■ **Instructions for the task**: Copy out each line of the data holding "powered".

■ **Dataset entries**:
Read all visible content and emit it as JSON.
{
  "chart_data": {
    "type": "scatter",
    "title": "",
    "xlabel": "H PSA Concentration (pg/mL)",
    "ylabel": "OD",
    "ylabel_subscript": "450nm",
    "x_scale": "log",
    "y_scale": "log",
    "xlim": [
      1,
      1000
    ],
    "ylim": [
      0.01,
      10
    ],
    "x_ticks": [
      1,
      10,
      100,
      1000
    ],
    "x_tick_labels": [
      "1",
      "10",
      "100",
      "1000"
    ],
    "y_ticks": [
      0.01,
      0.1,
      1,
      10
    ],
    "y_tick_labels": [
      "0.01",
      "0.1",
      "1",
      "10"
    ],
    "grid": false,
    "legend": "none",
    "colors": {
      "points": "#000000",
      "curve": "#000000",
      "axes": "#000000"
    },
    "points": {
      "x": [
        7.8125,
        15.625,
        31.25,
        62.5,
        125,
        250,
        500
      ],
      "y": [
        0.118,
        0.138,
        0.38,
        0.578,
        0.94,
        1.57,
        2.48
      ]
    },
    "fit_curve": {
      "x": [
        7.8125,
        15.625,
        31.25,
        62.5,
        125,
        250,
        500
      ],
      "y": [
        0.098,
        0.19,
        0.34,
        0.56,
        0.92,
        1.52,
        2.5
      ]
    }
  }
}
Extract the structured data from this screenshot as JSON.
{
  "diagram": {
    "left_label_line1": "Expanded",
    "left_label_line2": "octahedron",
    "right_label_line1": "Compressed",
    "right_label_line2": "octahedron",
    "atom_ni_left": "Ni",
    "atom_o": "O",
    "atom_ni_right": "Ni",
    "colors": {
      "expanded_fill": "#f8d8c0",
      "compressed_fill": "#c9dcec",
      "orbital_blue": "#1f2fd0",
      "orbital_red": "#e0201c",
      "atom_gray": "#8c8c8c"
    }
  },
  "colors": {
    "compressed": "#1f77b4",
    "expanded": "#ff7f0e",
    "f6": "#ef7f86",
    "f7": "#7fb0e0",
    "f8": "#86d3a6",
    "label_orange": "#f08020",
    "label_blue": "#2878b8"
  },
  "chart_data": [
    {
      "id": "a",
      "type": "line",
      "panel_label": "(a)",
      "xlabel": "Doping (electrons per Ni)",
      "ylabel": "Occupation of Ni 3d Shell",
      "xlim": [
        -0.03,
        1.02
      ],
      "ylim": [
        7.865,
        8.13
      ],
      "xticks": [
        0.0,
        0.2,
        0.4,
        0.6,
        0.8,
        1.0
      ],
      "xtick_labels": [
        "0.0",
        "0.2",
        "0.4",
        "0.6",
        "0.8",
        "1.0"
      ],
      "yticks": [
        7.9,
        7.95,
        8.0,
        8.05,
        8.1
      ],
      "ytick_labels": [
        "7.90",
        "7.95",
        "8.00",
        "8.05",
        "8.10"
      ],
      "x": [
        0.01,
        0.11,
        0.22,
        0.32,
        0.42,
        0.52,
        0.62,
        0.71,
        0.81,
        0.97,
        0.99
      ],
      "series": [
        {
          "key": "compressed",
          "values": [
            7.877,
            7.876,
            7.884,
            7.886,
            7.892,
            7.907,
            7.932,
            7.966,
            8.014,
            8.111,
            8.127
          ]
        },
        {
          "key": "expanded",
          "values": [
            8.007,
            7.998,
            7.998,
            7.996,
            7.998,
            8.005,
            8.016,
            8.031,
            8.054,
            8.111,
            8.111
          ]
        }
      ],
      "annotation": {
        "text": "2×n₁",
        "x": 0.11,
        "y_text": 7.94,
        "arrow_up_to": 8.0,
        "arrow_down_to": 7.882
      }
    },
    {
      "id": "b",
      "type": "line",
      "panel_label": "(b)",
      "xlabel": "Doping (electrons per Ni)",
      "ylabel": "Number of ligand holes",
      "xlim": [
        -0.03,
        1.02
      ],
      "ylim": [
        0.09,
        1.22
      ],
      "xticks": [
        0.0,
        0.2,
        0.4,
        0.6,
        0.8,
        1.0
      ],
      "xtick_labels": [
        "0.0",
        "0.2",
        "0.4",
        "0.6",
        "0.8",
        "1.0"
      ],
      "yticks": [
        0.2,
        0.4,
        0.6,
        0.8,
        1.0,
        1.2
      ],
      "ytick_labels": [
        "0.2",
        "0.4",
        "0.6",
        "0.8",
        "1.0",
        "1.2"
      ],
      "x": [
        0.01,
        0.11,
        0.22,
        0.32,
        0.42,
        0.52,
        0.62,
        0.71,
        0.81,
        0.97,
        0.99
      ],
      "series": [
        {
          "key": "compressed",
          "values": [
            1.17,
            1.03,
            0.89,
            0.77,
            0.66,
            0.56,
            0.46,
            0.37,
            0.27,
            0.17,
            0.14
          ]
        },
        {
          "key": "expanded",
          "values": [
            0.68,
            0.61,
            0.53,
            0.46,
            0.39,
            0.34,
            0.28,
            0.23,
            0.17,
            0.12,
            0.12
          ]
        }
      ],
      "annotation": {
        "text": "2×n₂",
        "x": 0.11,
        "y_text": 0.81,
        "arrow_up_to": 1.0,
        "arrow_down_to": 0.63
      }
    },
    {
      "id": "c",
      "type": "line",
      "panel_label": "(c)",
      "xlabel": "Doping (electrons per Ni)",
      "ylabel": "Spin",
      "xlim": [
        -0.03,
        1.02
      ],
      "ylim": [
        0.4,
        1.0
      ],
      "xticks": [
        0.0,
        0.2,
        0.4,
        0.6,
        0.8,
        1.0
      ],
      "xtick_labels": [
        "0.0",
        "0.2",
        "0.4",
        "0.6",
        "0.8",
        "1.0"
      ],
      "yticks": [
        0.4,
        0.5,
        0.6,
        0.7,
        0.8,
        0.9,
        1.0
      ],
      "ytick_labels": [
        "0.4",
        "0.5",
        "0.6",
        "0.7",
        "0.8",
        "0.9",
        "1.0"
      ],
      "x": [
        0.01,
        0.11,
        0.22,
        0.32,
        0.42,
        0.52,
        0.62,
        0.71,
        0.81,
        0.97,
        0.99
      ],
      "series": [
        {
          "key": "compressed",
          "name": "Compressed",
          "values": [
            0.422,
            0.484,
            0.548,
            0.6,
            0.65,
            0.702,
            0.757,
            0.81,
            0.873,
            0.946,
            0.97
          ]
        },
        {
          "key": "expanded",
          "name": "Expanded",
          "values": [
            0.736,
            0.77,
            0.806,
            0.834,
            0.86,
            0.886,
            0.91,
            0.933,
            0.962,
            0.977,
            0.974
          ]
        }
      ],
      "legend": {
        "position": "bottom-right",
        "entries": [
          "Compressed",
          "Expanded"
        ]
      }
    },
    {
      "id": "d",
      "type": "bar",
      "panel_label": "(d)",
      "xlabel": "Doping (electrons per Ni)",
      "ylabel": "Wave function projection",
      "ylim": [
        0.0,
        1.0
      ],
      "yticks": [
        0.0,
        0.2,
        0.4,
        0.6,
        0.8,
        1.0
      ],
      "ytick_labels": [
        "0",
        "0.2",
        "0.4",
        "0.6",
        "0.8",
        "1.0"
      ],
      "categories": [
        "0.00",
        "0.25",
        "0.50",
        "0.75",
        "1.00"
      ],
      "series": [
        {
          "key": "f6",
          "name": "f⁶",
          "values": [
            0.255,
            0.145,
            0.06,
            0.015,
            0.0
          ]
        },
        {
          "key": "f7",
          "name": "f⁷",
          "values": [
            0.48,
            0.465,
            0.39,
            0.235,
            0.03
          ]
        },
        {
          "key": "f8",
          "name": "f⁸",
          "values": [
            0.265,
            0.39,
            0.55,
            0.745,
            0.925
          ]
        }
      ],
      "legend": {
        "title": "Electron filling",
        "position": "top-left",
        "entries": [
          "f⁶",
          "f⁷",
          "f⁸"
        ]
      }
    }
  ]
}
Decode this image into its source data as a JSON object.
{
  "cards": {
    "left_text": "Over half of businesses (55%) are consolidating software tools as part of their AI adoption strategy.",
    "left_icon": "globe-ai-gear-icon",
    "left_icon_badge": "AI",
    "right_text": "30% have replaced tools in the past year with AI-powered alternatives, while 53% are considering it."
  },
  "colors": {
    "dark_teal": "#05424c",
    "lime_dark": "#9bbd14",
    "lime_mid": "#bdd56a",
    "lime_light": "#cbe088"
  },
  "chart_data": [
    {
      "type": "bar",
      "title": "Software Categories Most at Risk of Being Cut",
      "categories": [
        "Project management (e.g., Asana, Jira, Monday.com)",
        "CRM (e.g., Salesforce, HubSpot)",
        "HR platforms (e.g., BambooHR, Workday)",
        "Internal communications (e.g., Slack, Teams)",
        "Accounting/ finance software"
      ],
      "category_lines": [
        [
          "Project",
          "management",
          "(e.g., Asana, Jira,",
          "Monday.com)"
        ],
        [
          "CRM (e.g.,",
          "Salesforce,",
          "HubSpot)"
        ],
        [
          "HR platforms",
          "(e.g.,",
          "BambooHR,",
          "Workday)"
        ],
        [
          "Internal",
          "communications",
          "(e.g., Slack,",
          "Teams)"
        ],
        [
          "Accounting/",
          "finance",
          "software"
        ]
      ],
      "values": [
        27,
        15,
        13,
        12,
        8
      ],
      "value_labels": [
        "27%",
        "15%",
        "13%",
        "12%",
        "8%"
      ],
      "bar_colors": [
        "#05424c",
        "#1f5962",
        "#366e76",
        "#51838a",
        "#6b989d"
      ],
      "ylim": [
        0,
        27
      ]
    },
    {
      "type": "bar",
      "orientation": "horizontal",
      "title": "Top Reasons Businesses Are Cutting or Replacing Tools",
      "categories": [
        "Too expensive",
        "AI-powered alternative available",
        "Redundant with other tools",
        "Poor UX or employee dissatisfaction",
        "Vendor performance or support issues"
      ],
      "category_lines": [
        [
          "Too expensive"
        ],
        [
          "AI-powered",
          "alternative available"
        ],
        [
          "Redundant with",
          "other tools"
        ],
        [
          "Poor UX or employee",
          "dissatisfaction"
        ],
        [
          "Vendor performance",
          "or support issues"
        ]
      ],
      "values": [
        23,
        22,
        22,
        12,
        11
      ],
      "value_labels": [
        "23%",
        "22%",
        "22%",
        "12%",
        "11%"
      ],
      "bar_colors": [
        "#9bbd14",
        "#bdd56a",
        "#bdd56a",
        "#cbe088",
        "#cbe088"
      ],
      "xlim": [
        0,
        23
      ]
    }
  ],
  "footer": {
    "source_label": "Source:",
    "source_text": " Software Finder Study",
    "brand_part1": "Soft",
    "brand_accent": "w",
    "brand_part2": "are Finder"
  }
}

■ **Answer for the task**:
    "right_text": "30% have replaced tools in the past year with AI-powered alternatives, while 53% are considering it."
        "AI-powered alternative available",
          "AI-powered",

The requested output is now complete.